In your copy, leave out the pictures; write out all the data exactly.

Structured figure records =>
(begin)
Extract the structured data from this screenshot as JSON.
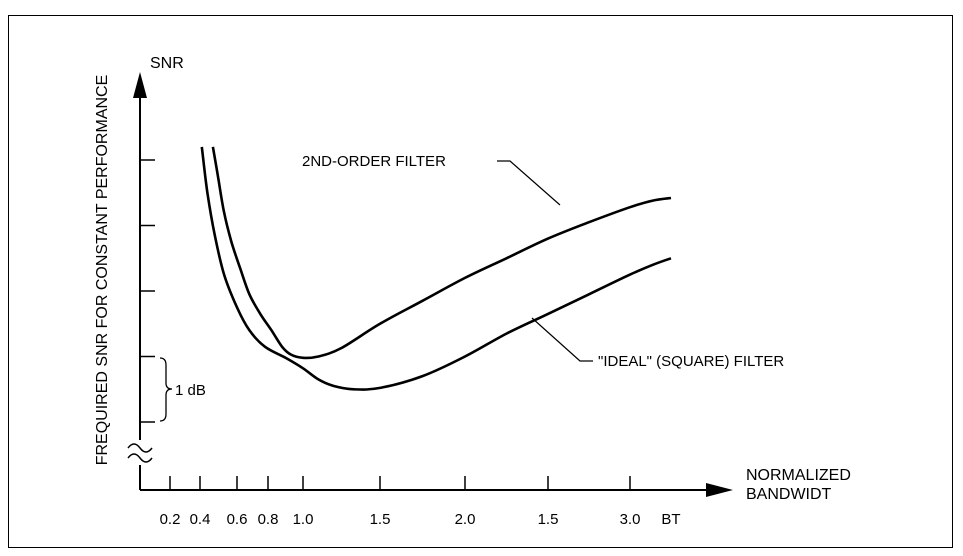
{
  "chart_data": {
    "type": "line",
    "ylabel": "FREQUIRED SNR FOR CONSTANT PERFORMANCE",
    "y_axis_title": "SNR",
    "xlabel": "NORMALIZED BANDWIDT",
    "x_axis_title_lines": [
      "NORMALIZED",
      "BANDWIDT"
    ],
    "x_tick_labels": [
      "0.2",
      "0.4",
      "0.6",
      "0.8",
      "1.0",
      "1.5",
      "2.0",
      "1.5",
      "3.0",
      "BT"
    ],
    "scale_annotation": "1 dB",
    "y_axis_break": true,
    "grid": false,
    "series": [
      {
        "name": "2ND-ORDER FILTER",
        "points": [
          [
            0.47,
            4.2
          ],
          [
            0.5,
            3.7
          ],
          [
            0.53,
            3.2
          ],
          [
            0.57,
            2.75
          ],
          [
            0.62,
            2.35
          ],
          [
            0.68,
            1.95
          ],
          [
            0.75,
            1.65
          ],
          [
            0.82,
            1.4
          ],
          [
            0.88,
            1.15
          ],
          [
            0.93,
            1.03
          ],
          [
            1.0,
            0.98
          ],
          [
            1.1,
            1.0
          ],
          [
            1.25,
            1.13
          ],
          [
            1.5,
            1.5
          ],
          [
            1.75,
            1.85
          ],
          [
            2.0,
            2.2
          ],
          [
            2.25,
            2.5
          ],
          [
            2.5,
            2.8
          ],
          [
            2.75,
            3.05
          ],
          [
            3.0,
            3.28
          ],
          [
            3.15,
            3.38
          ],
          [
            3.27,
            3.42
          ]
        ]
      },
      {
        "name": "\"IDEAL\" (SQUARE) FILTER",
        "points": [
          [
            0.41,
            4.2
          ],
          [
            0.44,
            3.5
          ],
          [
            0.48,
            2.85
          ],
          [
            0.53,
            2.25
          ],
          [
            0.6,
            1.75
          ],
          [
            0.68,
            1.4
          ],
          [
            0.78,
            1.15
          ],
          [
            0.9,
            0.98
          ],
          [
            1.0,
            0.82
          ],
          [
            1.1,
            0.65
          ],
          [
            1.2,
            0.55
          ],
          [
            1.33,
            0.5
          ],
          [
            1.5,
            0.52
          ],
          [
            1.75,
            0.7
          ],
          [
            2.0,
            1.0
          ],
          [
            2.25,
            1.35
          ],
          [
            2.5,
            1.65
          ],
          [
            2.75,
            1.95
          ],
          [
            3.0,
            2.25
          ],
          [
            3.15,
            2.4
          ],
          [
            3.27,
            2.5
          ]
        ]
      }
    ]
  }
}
(end)
Task response =>
Extract the structured data from this screenshot as JSON.
{
  "chart_data": {
    "type": "line",
    "ylabel": "FREQUIRED SNR FOR CONSTANT PERFORMANCE",
    "y_axis_title": "SNR",
    "xlabel": "NORMALIZED BANDWIDT",
    "x_axis_title_lines": [
      "NORMALIZED",
      "BANDWIDT"
    ],
    "x_tick_labels": [
      "0.2",
      "0.4",
      "0.6",
      "0.8",
      "1.0",
      "1.5",
      "2.0",
      "1.5",
      "3.0",
      "BT"
    ],
    "scale_annotation": "1 dB",
    "y_axis_break": true,
    "grid": false,
    "series": [
      {
        "name": "2ND-ORDER FILTER",
        "points": [
          [
            0.47,
            4.2
          ],
          [
            0.5,
            3.7
          ],
          [
            0.53,
            3.2
          ],
          [
            0.57,
            2.75
          ],
          [
            0.62,
            2.35
          ],
          [
            0.68,
            1.95
          ],
          [
            0.75,
            1.65
          ],
          [
            0.82,
            1.4
          ],
          [
            0.88,
            1.15
          ],
          [
            0.93,
            1.03
          ],
          [
            1.0,
            0.98
          ],
          [
            1.1,
            1.0
          ],
          [
            1.25,
            1.13
          ],
          [
            1.5,
            1.5
          ],
          [
            1.75,
            1.85
          ],
          [
            2.0,
            2.2
          ],
          [
            2.25,
            2.5
          ],
          [
            2.5,
            2.8
          ],
          [
            2.75,
            3.05
          ],
          [
            3.0,
            3.28
          ],
          [
            3.15,
            3.38
          ],
          [
            3.27,
            3.42
          ]
        ]
      },
      {
        "name": "\"IDEAL\" (SQUARE) FILTER",
        "points": [
          [
            0.41,
            4.2
          ],
          [
            0.44,
            3.5
          ],
          [
            0.48,
            2.85
          ],
          [
            0.53,
            2.25
          ],
          [
            0.6,
            1.75
          ],
          [
            0.68,
            1.4
          ],
          [
            0.78,
            1.15
          ],
          [
            0.9,
            0.98
          ],
          [
            1.0,
            0.82
          ],
          [
            1.1,
            0.65
          ],
          [
            1.2,
            0.55
          ],
          [
            1.33,
            0.5
          ],
          [
            1.5,
            0.52
          ],
          [
            1.75,
            0.7
          ],
          [
            2.0,
            1.0
          ],
          [
            2.25,
            1.35
          ],
          [
            2.5,
            1.65
          ],
          [
            2.75,
            1.95
          ],
          [
            3.0,
            2.25
          ],
          [
            3.15,
            2.4
          ],
          [
            3.27,
            2.5
          ]
        ]
      }
    ]
  }
}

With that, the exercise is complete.